This article was originally published by techrepublic.com and can be viewed in full here

One of the holy grails of data center operations is to take the metadata from the physical data center components and provide application level integration. Data center operation teams keep massive amounts of performance data, hoping to improve problem resolution and increase data center efficiency.

In concept, metadata from the data center is fed into a big data platform. The big data platform can analyze the data and make recommendations to application or resource clustering software. In this blog post, I’ll take a look at two different approaches by companies that appeared on a podcast I host.

CloudPhysics

CloudPhysics CTO Irfan Ahmad recently joined me to discuss their SaaS-based solution focused on VMware vSphere. Even with all of the advanced resource management features in vSphere, customers are sometimes slow to implement the automated resource placement. On paper, vSphere Distributed Resource Scheduler (DRS) can ensure workloads have the physical resources needed to ensure application performance.

When implemented according to best practices, these features work fairly well. But, setting up these features so that they don’t compound issues is a challenge. CloudPhysics uses detailed analysis of vCenter data to identify performance trends. Comparing anonymized performance data to CloudPhysics best practices simplifies the task of configuring DRS. CloudPhysics can also provide custom reports that help customers understand the performance of the physical infrastructure based on data from CloudPhysics global clients.

[Actions to take]
[1] Rewrite the paragraph of the article on data center metadata that begins "When implemented according to best practices" as a short bulleted list that keeps its main facts.
[2] List every person, company, product, and website named in the article on data center metadata.
[3] Carry the article on data center metadata forward from its final sentence.

[Records]
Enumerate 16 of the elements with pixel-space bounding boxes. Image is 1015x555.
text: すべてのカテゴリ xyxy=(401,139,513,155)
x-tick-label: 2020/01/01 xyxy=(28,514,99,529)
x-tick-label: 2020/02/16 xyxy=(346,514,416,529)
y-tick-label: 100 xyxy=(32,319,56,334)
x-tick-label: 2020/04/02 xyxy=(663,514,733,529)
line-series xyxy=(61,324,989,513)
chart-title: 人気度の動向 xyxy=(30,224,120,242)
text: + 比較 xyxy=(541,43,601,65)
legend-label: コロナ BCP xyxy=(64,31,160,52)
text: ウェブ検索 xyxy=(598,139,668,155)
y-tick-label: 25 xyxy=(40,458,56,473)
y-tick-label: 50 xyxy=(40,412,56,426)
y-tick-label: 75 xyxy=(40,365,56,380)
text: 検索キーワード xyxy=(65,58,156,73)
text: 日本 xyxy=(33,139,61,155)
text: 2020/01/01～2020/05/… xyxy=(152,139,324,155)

[Task-by-task results]
[1]
- Implemented according to best practices, these features work fairly well, but setting them up so they don't compound issues is a challenge.
- CloudPhysics analyzes vCenter data in detail to identify performance trends.
- Comparing anonymized performance data to CloudPhysics best practices simplifies configuring DRS.
- CloudPhysics can also provide custom reports, based on data from its global clients, that help customers understand the performance of the physical infrastructure.

[2]
- techrepublic.com
- CloudPhysics
- Irfan Ahmad
- VMware vSphere
- vSphere Distributed Resource Scheduler (DRS)
- vCenter

[3]
For example, CloudPhysics can help identify outliers for VM I/O on Cisco UCS blades for one customer against their global customer base. Based on the data, customers can create DRS rules or manual changes to their VMware cluster.

Data center telemetry

CloudPhysics focuses on the cluster provider. Currently, the only supported cluster provider is vCenter. Intel recently announced a new open source project named Snap. The project has a broader focus. Intel would like to provide telemetry data to cluster controllers such as Kubernetes or Mesos, or to an application directly.

I spoke with Matthew Brender, an Intel developer advocate based in Intel’s data center practice. Brender describes Snap as a telemetry framework more than an analytics platform. Snap provides a universal framework to provide low-level raw data to be analyzed.

An example of telemetry data is the amount of L2/L3 cache consumed on a processor. Cache consumption is much more detailed information relative to data such as CPU utilization. The data is fed to a cluster management solution and, based on the telemetry data, the cluster manager can decide where to place workloads for the best performance.

Intel is hoping that Snap takes off as the primary framework. For Snap to add value to cloud infrastructures, immense vendor contribution is required. Interfaces to systems such as network and storage require contributions from technical teams with in-depth knowledge of providing telemetry data from these systems.

CloudPhysics and Intel are just two examples of the wide array of vendors aggressively going after this space. As data centers move to the cloud, analytics will play a significant role in maintaining data center efficiency. Next generation infrastructures require data to reliably place workloads with a guaranteed level of performance, and data center analytics will be an important trend going into 2016.